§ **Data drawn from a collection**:
┌──

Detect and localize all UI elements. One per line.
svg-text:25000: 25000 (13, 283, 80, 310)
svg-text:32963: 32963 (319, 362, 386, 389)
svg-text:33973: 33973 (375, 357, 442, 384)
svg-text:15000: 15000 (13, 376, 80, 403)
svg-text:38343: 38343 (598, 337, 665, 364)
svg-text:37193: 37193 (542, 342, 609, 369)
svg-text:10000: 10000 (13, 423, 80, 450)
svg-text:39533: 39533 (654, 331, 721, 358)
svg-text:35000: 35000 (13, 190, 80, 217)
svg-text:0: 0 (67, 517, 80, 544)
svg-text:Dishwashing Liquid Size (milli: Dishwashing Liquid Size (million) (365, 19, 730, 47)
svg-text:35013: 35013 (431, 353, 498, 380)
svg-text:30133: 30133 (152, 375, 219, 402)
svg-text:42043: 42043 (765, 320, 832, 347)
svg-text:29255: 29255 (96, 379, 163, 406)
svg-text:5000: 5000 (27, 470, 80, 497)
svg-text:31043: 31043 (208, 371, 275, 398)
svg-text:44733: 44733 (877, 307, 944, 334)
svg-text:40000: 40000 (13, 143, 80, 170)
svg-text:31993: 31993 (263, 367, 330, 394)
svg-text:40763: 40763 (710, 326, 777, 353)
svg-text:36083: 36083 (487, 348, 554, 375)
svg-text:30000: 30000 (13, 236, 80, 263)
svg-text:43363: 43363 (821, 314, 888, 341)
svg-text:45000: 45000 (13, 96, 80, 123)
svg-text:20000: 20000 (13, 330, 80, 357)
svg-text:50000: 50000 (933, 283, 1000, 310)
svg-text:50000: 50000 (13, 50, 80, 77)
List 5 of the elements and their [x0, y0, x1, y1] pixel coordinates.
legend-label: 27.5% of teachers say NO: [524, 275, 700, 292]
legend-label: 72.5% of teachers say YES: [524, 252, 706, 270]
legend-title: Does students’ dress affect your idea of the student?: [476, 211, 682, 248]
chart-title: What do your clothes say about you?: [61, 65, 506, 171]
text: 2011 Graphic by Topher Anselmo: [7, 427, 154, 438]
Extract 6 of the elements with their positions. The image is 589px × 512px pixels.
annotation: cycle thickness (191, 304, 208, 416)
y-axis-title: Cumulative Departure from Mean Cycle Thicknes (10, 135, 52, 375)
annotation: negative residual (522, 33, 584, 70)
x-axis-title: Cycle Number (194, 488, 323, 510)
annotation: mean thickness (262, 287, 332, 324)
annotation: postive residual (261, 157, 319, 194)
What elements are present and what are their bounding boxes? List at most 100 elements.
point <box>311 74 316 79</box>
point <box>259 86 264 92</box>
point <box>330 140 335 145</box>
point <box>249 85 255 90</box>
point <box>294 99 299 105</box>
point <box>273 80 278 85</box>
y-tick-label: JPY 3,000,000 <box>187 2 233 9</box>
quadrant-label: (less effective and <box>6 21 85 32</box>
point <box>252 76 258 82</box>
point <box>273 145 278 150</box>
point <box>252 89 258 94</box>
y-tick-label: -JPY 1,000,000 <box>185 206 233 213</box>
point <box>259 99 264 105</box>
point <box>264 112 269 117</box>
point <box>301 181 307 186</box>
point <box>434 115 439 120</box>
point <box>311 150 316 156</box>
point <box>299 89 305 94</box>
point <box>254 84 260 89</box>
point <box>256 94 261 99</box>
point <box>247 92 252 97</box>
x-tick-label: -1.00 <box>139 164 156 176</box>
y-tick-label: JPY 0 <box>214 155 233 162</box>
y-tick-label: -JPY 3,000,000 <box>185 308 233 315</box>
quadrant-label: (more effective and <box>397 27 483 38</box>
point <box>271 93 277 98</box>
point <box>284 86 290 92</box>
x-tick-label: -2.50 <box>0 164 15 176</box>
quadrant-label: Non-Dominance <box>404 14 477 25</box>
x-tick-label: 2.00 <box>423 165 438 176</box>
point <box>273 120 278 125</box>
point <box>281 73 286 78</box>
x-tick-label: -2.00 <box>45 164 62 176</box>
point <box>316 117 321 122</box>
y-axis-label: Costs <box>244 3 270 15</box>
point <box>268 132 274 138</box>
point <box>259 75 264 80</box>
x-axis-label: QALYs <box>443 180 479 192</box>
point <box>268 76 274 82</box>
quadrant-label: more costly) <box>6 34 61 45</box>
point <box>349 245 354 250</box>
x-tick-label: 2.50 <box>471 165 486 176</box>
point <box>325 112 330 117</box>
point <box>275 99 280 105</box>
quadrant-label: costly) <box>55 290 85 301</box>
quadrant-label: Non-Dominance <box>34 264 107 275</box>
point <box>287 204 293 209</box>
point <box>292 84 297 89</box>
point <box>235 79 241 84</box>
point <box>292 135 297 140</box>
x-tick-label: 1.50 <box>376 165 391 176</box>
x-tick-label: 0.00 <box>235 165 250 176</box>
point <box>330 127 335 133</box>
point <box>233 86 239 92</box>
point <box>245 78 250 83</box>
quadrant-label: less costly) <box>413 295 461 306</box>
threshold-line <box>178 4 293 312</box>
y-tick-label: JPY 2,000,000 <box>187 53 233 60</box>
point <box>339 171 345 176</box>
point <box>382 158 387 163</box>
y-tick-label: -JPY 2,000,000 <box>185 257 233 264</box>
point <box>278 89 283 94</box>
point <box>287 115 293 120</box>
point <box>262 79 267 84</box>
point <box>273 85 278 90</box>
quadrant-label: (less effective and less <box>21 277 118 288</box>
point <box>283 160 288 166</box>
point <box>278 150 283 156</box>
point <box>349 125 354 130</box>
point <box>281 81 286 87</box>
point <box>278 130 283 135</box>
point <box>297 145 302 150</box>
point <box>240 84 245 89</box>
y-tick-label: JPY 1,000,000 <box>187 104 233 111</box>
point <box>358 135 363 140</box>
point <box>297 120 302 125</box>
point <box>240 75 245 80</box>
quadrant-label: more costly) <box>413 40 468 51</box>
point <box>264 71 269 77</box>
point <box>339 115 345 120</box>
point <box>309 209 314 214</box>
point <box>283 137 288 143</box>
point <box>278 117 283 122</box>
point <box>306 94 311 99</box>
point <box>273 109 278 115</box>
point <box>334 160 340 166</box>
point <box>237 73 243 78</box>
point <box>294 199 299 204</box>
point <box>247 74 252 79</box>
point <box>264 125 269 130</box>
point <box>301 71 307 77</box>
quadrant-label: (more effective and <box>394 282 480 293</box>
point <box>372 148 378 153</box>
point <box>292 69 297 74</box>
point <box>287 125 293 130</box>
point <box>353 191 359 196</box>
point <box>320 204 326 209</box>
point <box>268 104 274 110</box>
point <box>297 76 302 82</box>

└──

§ **Task objective**: Copy all of the data above line for line, keeping every character unchanged.

§ **Output**:
Detect and localize all UI elements. One per line.
svg-text:25000: 25000 (13, 283, 80, 310)
svg-text:32963: 32963 (319, 362, 386, 389)
svg-text:33973: 33973 (375, 357, 442, 384)
svg-text:15000: 15000 (13, 376, 80, 403)
svg-text:38343: 38343 (598, 337, 665, 364)
svg-text:37193: 37193 (542, 342, 609, 369)
svg-text:10000: 10000 (13, 423, 80, 450)
svg-text:39533: 39533 (654, 331, 721, 358)
svg-text:35000: 35000 (13, 190, 80, 217)
svg-text:0: 0 (67, 517, 80, 544)
svg-text:Dishwashing Liquid Size (milli: Dishwashing Liquid Size (million) (365, 19, 730, 47)
svg-text:35013: 35013 (431, 353, 498, 380)
svg-text:30133: 30133 (152, 375, 219, 402)
svg-text:42043: 42043 (765, 320, 832, 347)
svg-text:29255: 29255 (96, 379, 163, 406)
svg-text:5000: 5000 (27, 470, 80, 497)
svg-text:31043: 31043 (208, 371, 275, 398)
svg-text:44733: 44733 (877, 307, 944, 334)
svg-text:40000: 40000 (13, 143, 80, 170)
svg-text:31993: 31993 (263, 367, 330, 394)
svg-text:40763: 40763 (710, 326, 777, 353)
svg-text:36083: 36083 (487, 348, 554, 375)
svg-text:30000: 30000 (13, 236, 80, 263)
svg-text:43363: 43363 (821, 314, 888, 341)
svg-text:45000: 45000 (13, 96, 80, 123)
svg-text:20000: 20000 (13, 330, 80, 357)
svg-text:50000: 50000 (933, 283, 1000, 310)
svg-text:50000: 50000 (13, 50, 80, 77)
List 5 of the elements and their [x0, y0, x1, y1] pixel coordinates.
legend-label: 27.5% of teachers say NO: [524, 275, 700, 292]
legend-label: 72.5% of teachers say YES: [524, 252, 706, 270]
legend-title: Does students’ dress affect your idea of the student?: [476, 211, 682, 248]
chart-title: What do your clothes say about you?: [61, 65, 506, 171]
text: 2011 Graphic by Topher Anselmo: [7, 427, 154, 438]
Extract 6 of the elements with their positions. The image is 589px × 512px pixels.
annotation: cycle thickness (191, 304, 208, 416)
y-axis-title: Cumulative Departure from Mean Cycle Thicknes (10, 135, 52, 375)
annotation: negative residual (522, 33, 584, 70)
x-axis-title: Cycle Number (194, 488, 323, 510)
annotation: mean thickness (262, 287, 332, 324)
annotation: postive residual (261, 157, 319, 194)
What elements are present and what are their bounding boxes? List at most 100 elements.
point <box>311 74 316 79</box>
point <box>259 86 264 92</box>
point <box>330 140 335 145</box>
point <box>249 85 255 90</box>
point <box>294 99 299 105</box>
point <box>273 80 278 85</box>
y-tick-label: JPY 3,000,000 <box>187 2 233 9</box>
quadrant-label: (less effective and <box>6 21 85 32</box>
point <box>252 76 258 82</box>
point <box>273 145 278 150</box>
point <box>252 89 258 94</box>
y-tick-label: -JPY 1,000,000 <box>185 206 233 213</box>
point <box>259 99 264 105</box>
point <box>264 112 269 117</box>
point <box>301 181 307 186</box>
point <box>434 115 439 120</box>
point <box>311 150 316 156</box>
point <box>299 89 305 94</box>
point <box>254 84 260 89</box>
point <box>256 94 261 99</box>
point <box>247 92 252 97</box>
x-tick-label: -1.00 <box>139 164 156 176</box>
y-tick-label: JPY 0 <box>214 155 233 162</box>
y-tick-label: -JPY 3,000,000 <box>185 308 233 315</box>
quadrant-label: (more effective and <box>397 27 483 38</box>
point <box>271 93 277 98</box>
point <box>284 86 290 92</box>
x-tick-label: -2.50 <box>0 164 15 176</box>
quadrant-label: Non-Dominance <box>404 14 477 25</box>
x-tick-label: 2.00 <box>423 165 438 176</box>
point <box>273 120 278 125</box>
point <box>281 73 286 78</box>
x-tick-label: -2.00 <box>45 164 62 176</box>
point <box>316 117 321 122</box>
y-axis-label: Costs <box>244 3 270 15</box>
point <box>268 132 274 138</box>
point <box>259 75 264 80</box>
x-axis-label: QALYs <box>443 180 479 192</box>
point <box>268 76 274 82</box>
quadrant-label: more costly) <box>6 34 61 45</box>
point <box>349 245 354 250</box>
x-tick-label: 2.50 <box>471 165 486 176</box>
point <box>325 112 330 117</box>
point <box>275 99 280 105</box>
quadrant-label: costly) <box>55 290 85 301</box>
quadrant-label: Non-Dominance <box>34 264 107 275</box>
point <box>287 204 293 209</box>
point <box>292 84 297 89</box>
point <box>235 79 241 84</box>
point <box>292 135 297 140</box>
x-tick-label: 1.50 <box>376 165 391 176</box>
x-tick-label: 0.00 <box>235 165 250 176</box>
point <box>330 127 335 133</box>
point <box>233 86 239 92</box>
point <box>245 78 250 83</box>
quadrant-label: less costly) <box>413 295 461 306</box>
threshold-line <box>178 4 293 312</box>
y-tick-label: JPY 2,000,000 <box>187 53 233 60</box>
point <box>339 171 345 176</box>
point <box>382 158 387 163</box>
y-tick-label: -JPY 2,000,000 <box>185 257 233 264</box>
point <box>278 89 283 94</box>
point <box>287 115 293 120</box>
point <box>262 79 267 84</box>
point <box>273 85 278 90</box>
quadrant-label: (less effective and less <box>21 277 118 288</box>
point <box>283 160 288 166</box>
point <box>278 150 283 156</box>
point <box>349 125 354 130</box>
point <box>281 81 286 87</box>
point <box>278 130 283 135</box>
point <box>297 145 302 150</box>
point <box>240 84 245 89</box>
y-tick-label: JPY 1,000,000 <box>187 104 233 111</box>
point <box>358 135 363 140</box>
point <box>297 120 302 125</box>
point <box>240 75 245 80</box>
quadrant-label: more costly) <box>413 40 468 51</box>
point <box>264 71 269 77</box>
point <box>339 115 345 120</box>
point <box>309 209 314 214</box>
point <box>283 137 288 143</box>
point <box>278 117 283 122</box>
point <box>306 94 311 99</box>
point <box>273 109 278 115</box>
point <box>334 160 340 166</box>
point <box>237 73 243 78</box>
point <box>294 199 299 204</box>
point <box>247 74 252 79</box>
point <box>264 125 269 130</box>
point <box>301 71 307 77</box>
quadrant-label: (more effective and <box>394 282 480 293</box>
point <box>372 148 378 153</box>
point <box>292 69 297 74</box>
point <box>287 125 293 130</box>
point <box>353 191 359 196</box>
point <box>320 204 326 209</box>
point <box>268 104 274 110</box>
point <box>297 76 302 82</box>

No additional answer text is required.